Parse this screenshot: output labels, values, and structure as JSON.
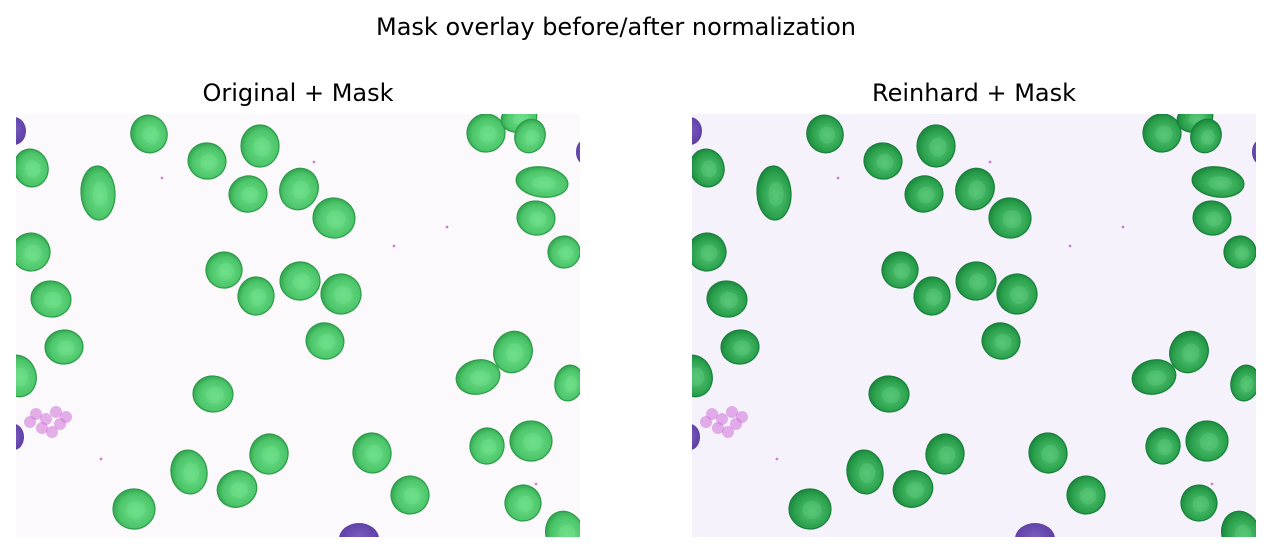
{
  "figure": {
    "title": "Mask overlay before/after normalization"
  },
  "panels": [
    {
      "title": "Original + Mask",
      "background": "#fbf9fb",
      "cell_fill": "#4cc56a",
      "cell_edge": "#2c9c48",
      "cell_core": "#6fe08a"
    },
    {
      "title": "Reinhard + Mask",
      "background": "#f6f2fb",
      "cell_fill": "#2aa04c",
      "cell_edge": "#18803a",
      "cell_core": "#58c878"
    }
  ],
  "colors": {
    "stained_nucleus": "#5a3aa0",
    "platelet_cluster": "#d070d8"
  }
}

━━━

__What you will do__: Leave out the pictures and restate everything else word for word.

__Answer__:
Parse this screenshot: output labels, values, and structure as JSON.
{
  "figure": {
    "title": "Mask overlay before/after normalization"
  },
  "panels": [
    {
      "title": "Original + Mask",
      "background": "#fbf9fb",
      "cell_fill": "#4cc56a",
      "cell_edge": "#2c9c48",
      "cell_core": "#6fe08a"
    },
    {
      "title": "Reinhard + Mask",
      "background": "#f6f2fb",
      "cell_fill": "#2aa04c",
      "cell_edge": "#18803a",
      "cell_core": "#58c878"
    }
  ],
  "colors": {
    "stained_nucleus": "#5a3aa0",
    "platelet_cluster": "#d070d8"
  }
}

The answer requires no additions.